[Records from a data collection]

--- begin ---

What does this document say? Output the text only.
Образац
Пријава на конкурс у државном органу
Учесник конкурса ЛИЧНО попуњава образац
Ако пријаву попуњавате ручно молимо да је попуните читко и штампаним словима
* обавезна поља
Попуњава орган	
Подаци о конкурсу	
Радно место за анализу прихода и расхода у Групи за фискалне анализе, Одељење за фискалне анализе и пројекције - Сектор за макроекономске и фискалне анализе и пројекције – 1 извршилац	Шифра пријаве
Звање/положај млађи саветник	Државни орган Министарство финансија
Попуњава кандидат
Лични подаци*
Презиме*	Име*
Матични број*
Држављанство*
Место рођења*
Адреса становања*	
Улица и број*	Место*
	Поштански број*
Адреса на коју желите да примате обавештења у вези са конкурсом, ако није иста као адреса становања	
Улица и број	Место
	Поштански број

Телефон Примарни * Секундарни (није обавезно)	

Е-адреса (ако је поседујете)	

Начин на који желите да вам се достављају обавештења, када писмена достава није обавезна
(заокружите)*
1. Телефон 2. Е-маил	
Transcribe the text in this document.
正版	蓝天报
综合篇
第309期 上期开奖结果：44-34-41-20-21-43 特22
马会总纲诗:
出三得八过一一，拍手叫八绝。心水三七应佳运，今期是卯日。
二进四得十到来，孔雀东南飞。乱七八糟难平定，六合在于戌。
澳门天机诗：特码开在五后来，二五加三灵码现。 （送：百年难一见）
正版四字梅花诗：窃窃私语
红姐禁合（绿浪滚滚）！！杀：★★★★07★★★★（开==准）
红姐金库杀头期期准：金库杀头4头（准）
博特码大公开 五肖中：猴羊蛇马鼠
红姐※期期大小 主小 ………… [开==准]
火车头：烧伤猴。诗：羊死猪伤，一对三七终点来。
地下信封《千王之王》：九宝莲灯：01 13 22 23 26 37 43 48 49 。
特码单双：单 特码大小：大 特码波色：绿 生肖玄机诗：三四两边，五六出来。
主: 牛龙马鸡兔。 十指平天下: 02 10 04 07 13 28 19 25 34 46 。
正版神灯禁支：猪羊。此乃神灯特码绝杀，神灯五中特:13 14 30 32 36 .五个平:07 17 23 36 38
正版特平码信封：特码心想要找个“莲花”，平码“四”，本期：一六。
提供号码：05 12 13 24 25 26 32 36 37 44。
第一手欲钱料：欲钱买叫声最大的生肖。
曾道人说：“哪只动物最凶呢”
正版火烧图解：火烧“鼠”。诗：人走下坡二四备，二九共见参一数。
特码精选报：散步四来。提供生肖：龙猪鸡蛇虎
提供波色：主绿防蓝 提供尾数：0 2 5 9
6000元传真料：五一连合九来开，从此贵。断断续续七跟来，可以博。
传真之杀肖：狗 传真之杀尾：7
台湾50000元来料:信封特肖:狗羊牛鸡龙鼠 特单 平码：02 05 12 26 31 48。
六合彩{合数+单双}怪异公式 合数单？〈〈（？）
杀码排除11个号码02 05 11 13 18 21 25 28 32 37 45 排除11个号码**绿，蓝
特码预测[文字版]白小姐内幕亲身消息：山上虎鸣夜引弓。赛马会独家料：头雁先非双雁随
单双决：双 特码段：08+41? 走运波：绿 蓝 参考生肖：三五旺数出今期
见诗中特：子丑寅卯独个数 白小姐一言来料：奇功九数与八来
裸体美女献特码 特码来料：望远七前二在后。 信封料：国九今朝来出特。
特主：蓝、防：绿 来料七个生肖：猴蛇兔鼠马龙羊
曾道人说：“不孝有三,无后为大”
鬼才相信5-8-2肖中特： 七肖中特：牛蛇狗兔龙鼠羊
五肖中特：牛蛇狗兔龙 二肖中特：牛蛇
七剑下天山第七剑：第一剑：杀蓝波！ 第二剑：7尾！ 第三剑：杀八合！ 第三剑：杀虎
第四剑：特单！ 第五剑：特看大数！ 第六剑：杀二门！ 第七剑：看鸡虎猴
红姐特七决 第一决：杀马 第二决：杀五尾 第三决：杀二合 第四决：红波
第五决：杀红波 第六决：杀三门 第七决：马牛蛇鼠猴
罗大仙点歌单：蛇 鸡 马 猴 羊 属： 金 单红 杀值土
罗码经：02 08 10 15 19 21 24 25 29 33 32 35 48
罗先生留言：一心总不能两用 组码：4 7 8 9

--- end ---

§ Short problem: Return every record, word for word.

§ Exercise answer:
What does this document say? Output the text only.
Образац
Пријава на конкурс у државном органу
Учесник конкурса ЛИЧНО попуњава образац
Ако пријаву попуњавате ручно молимо да је попуните читко и штампаним словима
* обавезна поља
Попуњава орган	
Подаци о конкурсу	
Радно место за анализу прихода и расхода у Групи за фискалне анализе, Одељење за фискалне анализе и пројекције - Сектор за макроекономске и фискалне анализе и пројекције – 1 извршилац	Шифра пријаве
Звање/положај млађи саветник	Државни орган Министарство финансија
Попуњава кандидат
Лични подаци*
Презиме*	Име*
Матични број*
Држављанство*
Место рођења*
Адреса становања*	
Улица и број*	Место*
	Поштански број*
Адреса на коју желите да примате обавештења у вези са конкурсом, ако није иста као адреса становања	
Улица и број	Место
	Поштански број

Телефон Примарни * Секундарни (није обавезно)	

Е-адреса (ако је поседујете)	

Начин на који желите да вам се достављају обавештења, када писмена достава није обавезна
(заокружите)*
1. Телефон 2. Е-маил	
Transcribe the text in this document.
正版	蓝天报
综合篇
第309期 上期开奖结果：44-34-41-20-21-43 特22
马会总纲诗:
出三得八过一一，拍手叫八绝。心水三七应佳运，今期是卯日。
二进四得十到来，孔雀东南飞。乱七八糟难平定，六合在于戌。
澳门天机诗：特码开在五后来，二五加三灵码现。 （送：百年难一见）
正版四字梅花诗：窃窃私语
红姐禁合（绿浪滚滚）！！杀：★★★★07★★★★（开==准）
红姐金库杀头期期准：金库杀头4头（准）
博特码大公开 五肖中：猴羊蛇马鼠
红姐※期期大小 主小 ………… [开==准]
火车头：烧伤猴。诗：羊死猪伤，一对三七终点来。
地下信封《千王之王》：九宝莲灯：01 13 22 23 26 37 43 48 49 。
特码单双：单 特码大小：大 特码波色：绿 生肖玄机诗：三四两边，五六出来。
主: 牛龙马鸡兔。 十指平天下: 02 10 04 07 13 28 19 25 34 46 。
正版神灯禁支：猪羊。此乃神灯特码绝杀，神灯五中特:13 14 30 32 36 .五个平:07 17 23 36 38
正版特平码信封：特码心想要找个“莲花”，平码“四”，本期：一六。
提供号码：05 12 13 24 25 26 32 36 37 44。
第一手欲钱料：欲钱买叫声最大的生肖。
曾道人说：“哪只动物最凶呢”
正版火烧图解：火烧“鼠”。诗：人走下坡二四备，二九共见参一数。
特码精选报：散步四来。提供生肖：龙猪鸡蛇虎
提供波色：主绿防蓝 提供尾数：0 2 5 9
6000元传真料：五一连合九来开，从此贵。断断续续七跟来，可以博。
传真之杀肖：狗 传真之杀尾：7
台湾50000元来料:信封特肖:狗羊牛鸡龙鼠 特单 平码：02 05 12 26 31 48。
六合彩{合数+单双}怪异公式 合数单？〈〈（？）
杀码排除11个号码02 05 11 13 18 21 25 28 32 37 45 排除11个号码**绿，蓝
特码预测[文字版]白小姐内幕亲身消息：山上虎鸣夜引弓。赛马会独家料：头雁先非双雁随
单双决：双 特码段：08+41? 走运波：绿 蓝 参考生肖：三五旺数出今期
见诗中特：子丑寅卯独个数 白小姐一言来料：奇功九数与八来
裸体美女献特码 特码来料：望远七前二在后。 信封料：国九今朝来出特。
特主：蓝、防：绿 来料七个生肖：猴蛇兔鼠马龙羊
曾道人说：“不孝有三,无后为大”
鬼才相信5-8-2肖中特： 七肖中特：牛蛇狗兔龙鼠羊
五肖中特：牛蛇狗兔龙 二肖中特：牛蛇
七剑下天山第七剑：第一剑：杀蓝波！ 第二剑：7尾！ 第三剑：杀八合！ 第三剑：杀虎
第四剑：特单！ 第五剑：特看大数！ 第六剑：杀二门！ 第七剑：看鸡虎猴
红姐特七决 第一决：杀马 第二决：杀五尾 第三决：杀二合 第四决：红波
第五决：杀红波 第六决：杀三门 第七决：马牛蛇鼠猴
罗大仙点歌单：蛇 鸡 马 猴 羊 属： 金 单红 杀值土
罗码经：02 08 10 15 19 21 24 25 29 33 32 35 48
罗先生留言：一心总不能两用 组码：4 7 8 9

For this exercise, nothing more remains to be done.